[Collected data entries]
** BEGIN **
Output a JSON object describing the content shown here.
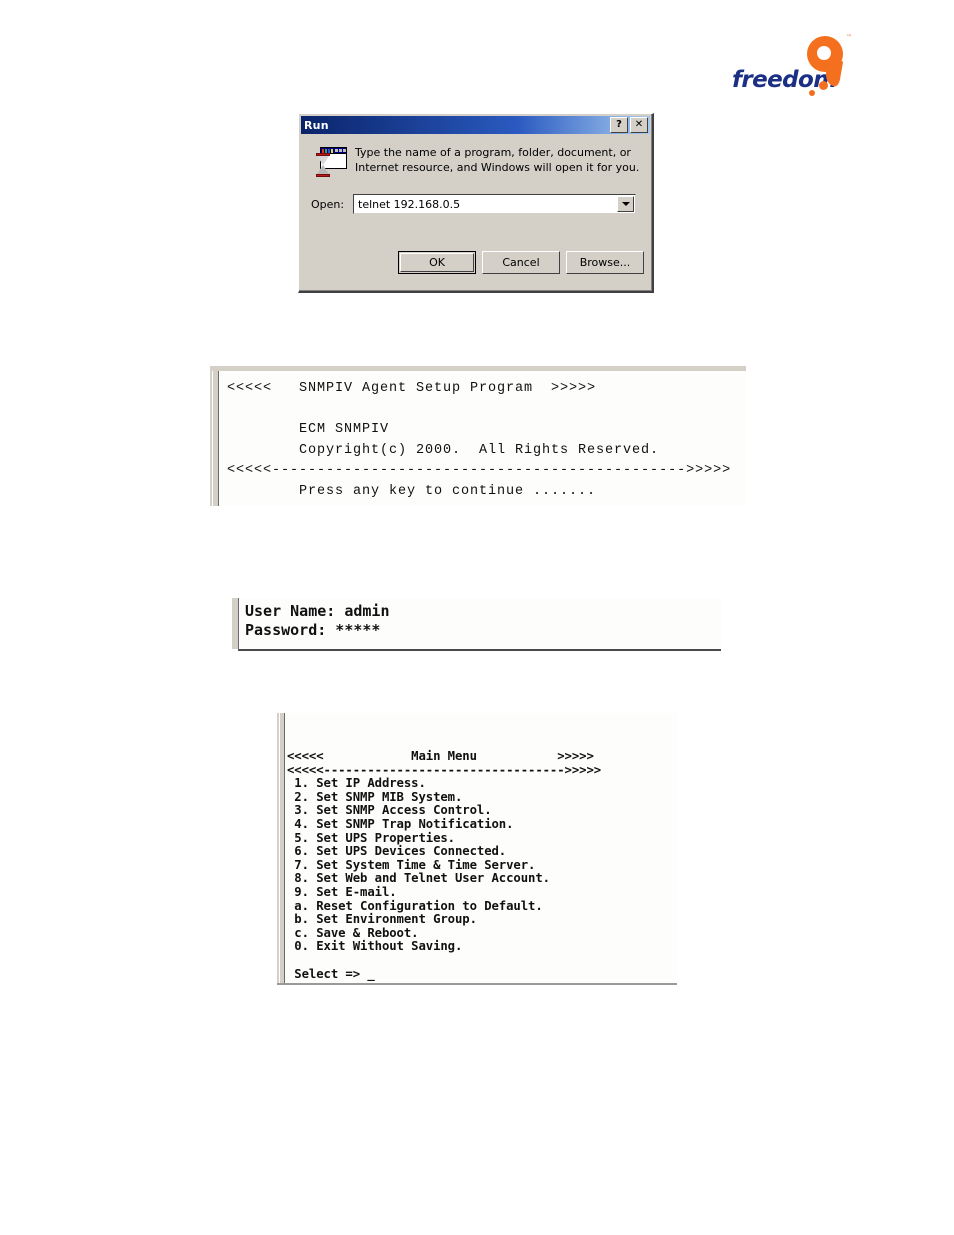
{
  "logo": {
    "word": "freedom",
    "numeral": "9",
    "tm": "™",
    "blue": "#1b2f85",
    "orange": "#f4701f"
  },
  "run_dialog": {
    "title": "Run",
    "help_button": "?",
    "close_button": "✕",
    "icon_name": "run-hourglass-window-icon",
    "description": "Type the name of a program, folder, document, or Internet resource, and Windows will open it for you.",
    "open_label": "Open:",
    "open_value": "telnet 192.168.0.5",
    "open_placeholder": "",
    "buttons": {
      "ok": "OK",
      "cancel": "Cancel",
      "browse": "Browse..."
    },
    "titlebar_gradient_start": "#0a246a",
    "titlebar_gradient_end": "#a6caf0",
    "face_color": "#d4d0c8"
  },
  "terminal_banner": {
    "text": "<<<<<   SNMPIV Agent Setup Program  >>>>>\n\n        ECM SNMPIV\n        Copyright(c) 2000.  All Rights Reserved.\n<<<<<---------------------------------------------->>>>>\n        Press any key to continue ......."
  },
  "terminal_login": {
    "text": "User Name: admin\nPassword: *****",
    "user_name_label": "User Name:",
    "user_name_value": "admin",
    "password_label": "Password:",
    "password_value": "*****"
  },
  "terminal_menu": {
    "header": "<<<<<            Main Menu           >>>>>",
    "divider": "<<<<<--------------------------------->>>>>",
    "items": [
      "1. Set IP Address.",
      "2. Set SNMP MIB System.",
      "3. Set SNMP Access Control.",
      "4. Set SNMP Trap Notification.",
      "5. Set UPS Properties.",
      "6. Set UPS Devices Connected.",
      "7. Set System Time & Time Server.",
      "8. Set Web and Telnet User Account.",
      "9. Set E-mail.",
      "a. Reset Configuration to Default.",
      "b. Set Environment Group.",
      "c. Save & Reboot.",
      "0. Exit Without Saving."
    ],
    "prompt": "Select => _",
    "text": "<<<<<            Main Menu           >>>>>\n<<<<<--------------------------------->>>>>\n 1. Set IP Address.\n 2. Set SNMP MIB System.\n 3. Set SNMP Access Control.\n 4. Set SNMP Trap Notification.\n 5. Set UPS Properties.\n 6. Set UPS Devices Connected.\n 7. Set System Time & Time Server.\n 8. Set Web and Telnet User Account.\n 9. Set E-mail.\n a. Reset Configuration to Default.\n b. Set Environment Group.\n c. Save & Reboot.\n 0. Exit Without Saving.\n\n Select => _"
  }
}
** END **
__Aim__. Show, from the listing above, each line that contains the word "Properties".

__Complete answer__.
      "5. Set UPS Properties.",
    "text": "<<<<<            Main Menu           >>>>>\n<<<<<--------------------------------->>>>>\n 1. Set IP Address.\n 2. Set SNMP MIB System.\n 3. Set SNMP Access Control.\n 4. Set SNMP Trap Notification.\n 5. Set UPS Properties.\n 6. Set UPS Devices Connected.\n 7. Set System Time & Time Server.\n 8. Set Web and Telnet User Account.\n 9. Set E-mail.\n a. Reset Configuration to Default.\n b. Set Environment Group.\n c. Save & Reboot.\n 0. Exit Without Saving.\n\n Select => _"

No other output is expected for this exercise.